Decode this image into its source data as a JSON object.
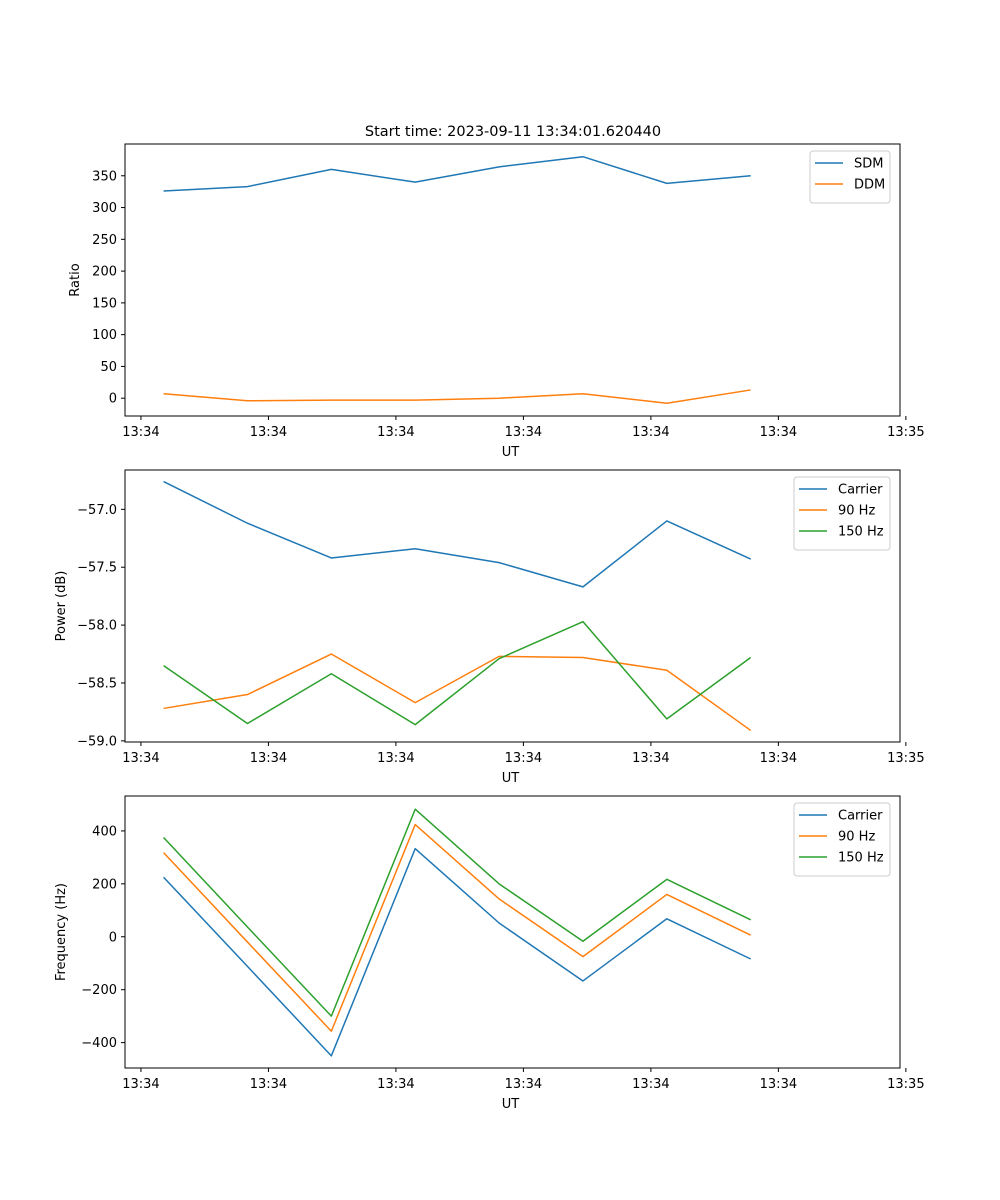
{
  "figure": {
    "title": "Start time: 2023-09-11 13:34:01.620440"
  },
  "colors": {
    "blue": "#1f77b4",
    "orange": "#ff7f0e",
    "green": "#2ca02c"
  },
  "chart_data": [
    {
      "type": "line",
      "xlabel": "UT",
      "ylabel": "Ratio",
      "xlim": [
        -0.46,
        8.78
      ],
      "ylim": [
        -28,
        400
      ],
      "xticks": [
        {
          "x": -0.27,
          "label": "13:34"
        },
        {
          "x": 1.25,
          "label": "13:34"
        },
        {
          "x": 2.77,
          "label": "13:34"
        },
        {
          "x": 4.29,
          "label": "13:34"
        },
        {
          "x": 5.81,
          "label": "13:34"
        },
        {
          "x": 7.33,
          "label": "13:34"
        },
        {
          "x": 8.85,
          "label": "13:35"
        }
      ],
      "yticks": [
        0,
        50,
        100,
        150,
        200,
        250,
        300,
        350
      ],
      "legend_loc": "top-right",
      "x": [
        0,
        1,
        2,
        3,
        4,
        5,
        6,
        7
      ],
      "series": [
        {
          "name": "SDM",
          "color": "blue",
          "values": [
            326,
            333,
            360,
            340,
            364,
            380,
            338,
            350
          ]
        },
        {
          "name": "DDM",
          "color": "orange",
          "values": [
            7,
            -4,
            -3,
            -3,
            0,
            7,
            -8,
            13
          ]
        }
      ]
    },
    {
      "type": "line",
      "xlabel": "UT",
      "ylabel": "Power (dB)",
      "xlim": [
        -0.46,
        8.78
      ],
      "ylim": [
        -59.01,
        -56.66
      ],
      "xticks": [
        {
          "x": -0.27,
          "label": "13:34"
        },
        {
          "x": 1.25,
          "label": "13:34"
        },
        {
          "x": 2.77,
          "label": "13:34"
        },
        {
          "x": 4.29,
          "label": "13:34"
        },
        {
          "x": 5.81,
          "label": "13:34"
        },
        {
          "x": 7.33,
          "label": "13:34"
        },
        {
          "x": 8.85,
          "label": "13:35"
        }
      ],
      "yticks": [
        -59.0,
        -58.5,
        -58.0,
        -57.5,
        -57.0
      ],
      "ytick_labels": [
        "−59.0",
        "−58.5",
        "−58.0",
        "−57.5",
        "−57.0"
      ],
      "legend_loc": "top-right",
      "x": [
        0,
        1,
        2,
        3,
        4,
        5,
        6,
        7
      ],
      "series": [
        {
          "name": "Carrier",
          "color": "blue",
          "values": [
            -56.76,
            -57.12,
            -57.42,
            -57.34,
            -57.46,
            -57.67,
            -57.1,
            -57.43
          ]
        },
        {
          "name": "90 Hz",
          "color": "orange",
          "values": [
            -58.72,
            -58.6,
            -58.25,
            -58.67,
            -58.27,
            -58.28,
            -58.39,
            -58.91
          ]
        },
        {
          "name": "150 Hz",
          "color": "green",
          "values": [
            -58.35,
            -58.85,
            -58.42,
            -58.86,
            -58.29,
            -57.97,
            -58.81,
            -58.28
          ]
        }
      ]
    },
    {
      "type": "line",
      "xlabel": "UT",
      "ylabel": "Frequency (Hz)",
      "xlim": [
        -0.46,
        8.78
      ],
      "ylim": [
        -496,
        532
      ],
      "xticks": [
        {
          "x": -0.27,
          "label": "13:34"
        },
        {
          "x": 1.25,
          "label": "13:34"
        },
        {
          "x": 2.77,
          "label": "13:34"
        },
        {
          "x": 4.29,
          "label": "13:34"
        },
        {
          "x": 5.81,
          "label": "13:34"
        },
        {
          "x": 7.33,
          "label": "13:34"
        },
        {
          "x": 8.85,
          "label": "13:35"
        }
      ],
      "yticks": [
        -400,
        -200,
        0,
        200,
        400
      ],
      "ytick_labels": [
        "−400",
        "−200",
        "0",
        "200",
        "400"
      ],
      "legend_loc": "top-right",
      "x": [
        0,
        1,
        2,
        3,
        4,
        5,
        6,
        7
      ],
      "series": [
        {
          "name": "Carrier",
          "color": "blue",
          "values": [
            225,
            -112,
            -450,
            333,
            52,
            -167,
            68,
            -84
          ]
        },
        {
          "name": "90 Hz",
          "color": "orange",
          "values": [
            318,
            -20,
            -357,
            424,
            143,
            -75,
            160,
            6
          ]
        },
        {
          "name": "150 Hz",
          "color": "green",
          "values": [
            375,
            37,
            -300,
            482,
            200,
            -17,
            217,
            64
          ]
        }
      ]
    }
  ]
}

——

■ What the task asks: Images in the records should not be copied. Repeat all the rest exactly.

■ Exercise answer:
Decode this image into its source data as a JSON object.
{
  "figure": {
    "title": "Start time: 2023-09-11 13:34:01.620440"
  },
  "colors": {
    "blue": "#1f77b4",
    "orange": "#ff7f0e",
    "green": "#2ca02c"
  },
  "chart_data": [
    {
      "type": "line",
      "xlabel": "UT",
      "ylabel": "Ratio",
      "xlim": [
        -0.46,
        8.78
      ],
      "ylim": [
        -28,
        400
      ],
      "xticks": [
        {
          "x": -0.27,
          "label": "13:34"
        },
        {
          "x": 1.25,
          "label": "13:34"
        },
        {
          "x": 2.77,
          "label": "13:34"
        },
        {
          "x": 4.29,
          "label": "13:34"
        },
        {
          "x": 5.81,
          "label": "13:34"
        },
        {
          "x": 7.33,
          "label": "13:34"
        },
        {
          "x": 8.85,
          "label": "13:35"
        }
      ],
      "yticks": [
        0,
        50,
        100,
        150,
        200,
        250,
        300,
        350
      ],
      "legend_loc": "top-right",
      "x": [
        0,
        1,
        2,
        3,
        4,
        5,
        6,
        7
      ],
      "series": [
        {
          "name": "SDM",
          "color": "blue",
          "values": [
            326,
            333,
            360,
            340,
            364,
            380,
            338,
            350
          ]
        },
        {
          "name": "DDM",
          "color": "orange",
          "values": [
            7,
            -4,
            -3,
            -3,
            0,
            7,
            -8,
            13
          ]
        }
      ]
    },
    {
      "type": "line",
      "xlabel": "UT",
      "ylabel": "Power (dB)",
      "xlim": [
        -0.46,
        8.78
      ],
      "ylim": [
        -59.01,
        -56.66
      ],
      "xticks": [
        {
          "x": -0.27,
          "label": "13:34"
        },
        {
          "x": 1.25,
          "label": "13:34"
        },
        {
          "x": 2.77,
          "label": "13:34"
        },
        {
          "x": 4.29,
          "label": "13:34"
        },
        {
          "x": 5.81,
          "label": "13:34"
        },
        {
          "x": 7.33,
          "label": "13:34"
        },
        {
          "x": 8.85,
          "label": "13:35"
        }
      ],
      "yticks": [
        -59.0,
        -58.5,
        -58.0,
        -57.5,
        -57.0
      ],
      "ytick_labels": [
        "−59.0",
        "−58.5",
        "−58.0",
        "−57.5",
        "−57.0"
      ],
      "legend_loc": "top-right",
      "x": [
        0,
        1,
        2,
        3,
        4,
        5,
        6,
        7
      ],
      "series": [
        {
          "name": "Carrier",
          "color": "blue",
          "values": [
            -56.76,
            -57.12,
            -57.42,
            -57.34,
            -57.46,
            -57.67,
            -57.1,
            -57.43
          ]
        },
        {
          "name": "90 Hz",
          "color": "orange",
          "values": [
            -58.72,
            -58.6,
            -58.25,
            -58.67,
            -58.27,
            -58.28,
            -58.39,
            -58.91
          ]
        },
        {
          "name": "150 Hz",
          "color": "green",
          "values": [
            -58.35,
            -58.85,
            -58.42,
            -58.86,
            -58.29,
            -57.97,
            -58.81,
            -58.28
          ]
        }
      ]
    },
    {
      "type": "line",
      "xlabel": "UT",
      "ylabel": "Frequency (Hz)",
      "xlim": [
        -0.46,
        8.78
      ],
      "ylim": [
        -496,
        532
      ],
      "xticks": [
        {
          "x": -0.27,
          "label": "13:34"
        },
        {
          "x": 1.25,
          "label": "13:34"
        },
        {
          "x": 2.77,
          "label": "13:34"
        },
        {
          "x": 4.29,
          "label": "13:34"
        },
        {
          "x": 5.81,
          "label": "13:34"
        },
        {
          "x": 7.33,
          "label": "13:34"
        },
        {
          "x": 8.85,
          "label": "13:35"
        }
      ],
      "yticks": [
        -400,
        -200,
        0,
        200,
        400
      ],
      "ytick_labels": [
        "−400",
        "−200",
        "0",
        "200",
        "400"
      ],
      "legend_loc": "top-right",
      "x": [
        0,
        1,
        2,
        3,
        4,
        5,
        6,
        7
      ],
      "series": [
        {
          "name": "Carrier",
          "color": "blue",
          "values": [
            225,
            -112,
            -450,
            333,
            52,
            -167,
            68,
            -84
          ]
        },
        {
          "name": "90 Hz",
          "color": "orange",
          "values": [
            318,
            -20,
            -357,
            424,
            143,
            -75,
            160,
            6
          ]
        },
        {
          "name": "150 Hz",
          "color": "green",
          "values": [
            375,
            37,
            -300,
            482,
            200,
            -17,
            217,
            64
          ]
        }
      ]
    }
  ]
}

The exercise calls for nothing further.